=== Given data ===

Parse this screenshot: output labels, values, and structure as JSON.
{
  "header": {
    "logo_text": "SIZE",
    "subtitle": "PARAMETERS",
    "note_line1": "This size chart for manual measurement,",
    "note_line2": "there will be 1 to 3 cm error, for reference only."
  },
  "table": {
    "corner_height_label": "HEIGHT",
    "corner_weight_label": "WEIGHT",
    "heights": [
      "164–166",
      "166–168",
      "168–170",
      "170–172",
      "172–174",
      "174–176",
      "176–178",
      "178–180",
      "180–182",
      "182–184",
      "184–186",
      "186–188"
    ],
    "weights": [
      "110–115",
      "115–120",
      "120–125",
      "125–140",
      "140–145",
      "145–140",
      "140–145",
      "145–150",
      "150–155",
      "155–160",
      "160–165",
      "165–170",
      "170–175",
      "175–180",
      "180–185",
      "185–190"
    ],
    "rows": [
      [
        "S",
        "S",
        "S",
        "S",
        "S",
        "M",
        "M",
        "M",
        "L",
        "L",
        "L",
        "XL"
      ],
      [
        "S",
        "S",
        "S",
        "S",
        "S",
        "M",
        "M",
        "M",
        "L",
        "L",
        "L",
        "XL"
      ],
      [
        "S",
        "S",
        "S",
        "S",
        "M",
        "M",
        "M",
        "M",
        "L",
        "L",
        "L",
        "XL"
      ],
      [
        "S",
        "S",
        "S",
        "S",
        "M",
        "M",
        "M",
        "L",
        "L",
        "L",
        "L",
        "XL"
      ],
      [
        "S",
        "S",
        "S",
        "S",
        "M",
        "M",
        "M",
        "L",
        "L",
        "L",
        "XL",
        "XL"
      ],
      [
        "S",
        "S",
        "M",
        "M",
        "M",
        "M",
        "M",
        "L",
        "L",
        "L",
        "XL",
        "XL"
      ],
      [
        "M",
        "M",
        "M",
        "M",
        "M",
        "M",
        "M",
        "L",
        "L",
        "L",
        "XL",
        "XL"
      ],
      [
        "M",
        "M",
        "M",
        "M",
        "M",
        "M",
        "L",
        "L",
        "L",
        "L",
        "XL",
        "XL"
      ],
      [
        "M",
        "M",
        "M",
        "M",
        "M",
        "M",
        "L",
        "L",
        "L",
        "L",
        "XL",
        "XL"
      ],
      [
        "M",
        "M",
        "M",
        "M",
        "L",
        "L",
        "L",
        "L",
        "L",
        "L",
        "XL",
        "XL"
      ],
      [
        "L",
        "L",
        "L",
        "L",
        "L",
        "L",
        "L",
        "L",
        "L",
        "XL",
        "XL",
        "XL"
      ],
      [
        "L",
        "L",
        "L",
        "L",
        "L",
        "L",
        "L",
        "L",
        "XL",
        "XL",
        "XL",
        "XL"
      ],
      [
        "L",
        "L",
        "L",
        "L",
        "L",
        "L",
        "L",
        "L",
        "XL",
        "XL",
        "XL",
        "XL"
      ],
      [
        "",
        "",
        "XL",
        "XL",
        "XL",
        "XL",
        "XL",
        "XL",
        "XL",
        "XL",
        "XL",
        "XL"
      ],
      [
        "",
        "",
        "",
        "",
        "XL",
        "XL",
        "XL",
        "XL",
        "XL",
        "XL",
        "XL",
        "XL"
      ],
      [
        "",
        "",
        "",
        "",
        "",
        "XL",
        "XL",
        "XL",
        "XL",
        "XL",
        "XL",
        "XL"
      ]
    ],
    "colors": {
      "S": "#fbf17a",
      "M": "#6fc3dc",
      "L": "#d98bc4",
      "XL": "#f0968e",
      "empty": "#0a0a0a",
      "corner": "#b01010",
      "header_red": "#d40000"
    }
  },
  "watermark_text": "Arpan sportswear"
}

===

Each record above should be output again exactly.

Parse this screenshot: output labels, values, and structure as JSON.
{
  "header": {
    "logo_text": "SIZE",
    "subtitle": "PARAMETERS",
    "note_line1": "This size chart for manual measurement,",
    "note_line2": "there will be 1 to 3 cm error, for reference only."
  },
  "table": {
    "corner_height_label": "HEIGHT",
    "corner_weight_label": "WEIGHT",
    "heights": [
      "164–166",
      "166–168",
      "168–170",
      "170–172",
      "172–174",
      "174–176",
      "176–178",
      "178–180",
      "180–182",
      "182–184",
      "184–186",
      "186–188"
    ],
    "weights": [
      "110–115",
      "115–120",
      "120–125",
      "125–140",
      "140–145",
      "145–140",
      "140–145",
      "145–150",
      "150–155",
      "155–160",
      "160–165",
      "165–170",
      "170–175",
      "175–180",
      "180–185",
      "185–190"
    ],
    "rows": [
      [
        "S",
        "S",
        "S",
        "S",
        "S",
        "M",
        "M",
        "M",
        "L",
        "L",
        "L",
        "XL"
      ],
      [
        "S",
        "S",
        "S",
        "S",
        "S",
        "M",
        "M",
        "M",
        "L",
        "L",
        "L",
        "XL"
      ],
      [
        "S",
        "S",
        "S",
        "S",
        "M",
        "M",
        "M",
        "M",
        "L",
        "L",
        "L",
        "XL"
      ],
      [
        "S",
        "S",
        "S",
        "S",
        "M",
        "M",
        "M",
        "L",
        "L",
        "L",
        "L",
        "XL"
      ],
      [
        "S",
        "S",
        "S",
        "S",
        "M",
        "M",
        "M",
        "L",
        "L",
        "L",
        "XL",
        "XL"
      ],
      [
        "S",
        "S",
        "M",
        "M",
        "M",
        "M",
        "M",
        "L",
        "L",
        "L",
        "XL",
        "XL"
      ],
      [
        "M",
        "M",
        "M",
        "M",
        "M",
        "M",
        "M",
        "L",
        "L",
        "L",
        "XL",
        "XL"
      ],
      [
        "M",
        "M",
        "M",
        "M",
        "M",
        "M",
        "L",
        "L",
        "L",
        "L",
        "XL",
        "XL"
      ],
      [
        "M",
        "M",
        "M",
        "M",
        "M",
        "M",
        "L",
        "L",
        "L",
        "L",
        "XL",
        "XL"
      ],
      [
        "M",
        "M",
        "M",
        "M",
        "L",
        "L",
        "L",
        "L",
        "L",
        "L",
        "XL",
        "XL"
      ],
      [
        "L",
        "L",
        "L",
        "L",
        "L",
        "L",
        "L",
        "L",
        "L",
        "XL",
        "XL",
        "XL"
      ],
      [
        "L",
        "L",
        "L",
        "L",
        "L",
        "L",
        "L",
        "L",
        "XL",
        "XL",
        "XL",
        "XL"
      ],
      [
        "L",
        "L",
        "L",
        "L",
        "L",
        "L",
        "L",
        "L",
        "XL",
        "XL",
        "XL",
        "XL"
      ],
      [
        "",
        "",
        "XL",
        "XL",
        "XL",
        "XL",
        "XL",
        "XL",
        "XL",
        "XL",
        "XL",
        "XL"
      ],
      [
        "",
        "",
        "",
        "",
        "XL",
        "XL",
        "XL",
        "XL",
        "XL",
        "XL",
        "XL",
        "XL"
      ],
      [
        "",
        "",
        "",
        "",
        "",
        "XL",
        "XL",
        "XL",
        "XL",
        "XL",
        "XL",
        "XL"
      ]
    ],
    "colors": {
      "S": "#fbf17a",
      "M": "#6fc3dc",
      "L": "#d98bc4",
      "XL": "#f0968e",
      "empty": "#0a0a0a",
      "corner": "#b01010",
      "header_red": "#d40000"
    }
  },
  "watermark_text": "Arpan sportswear"
}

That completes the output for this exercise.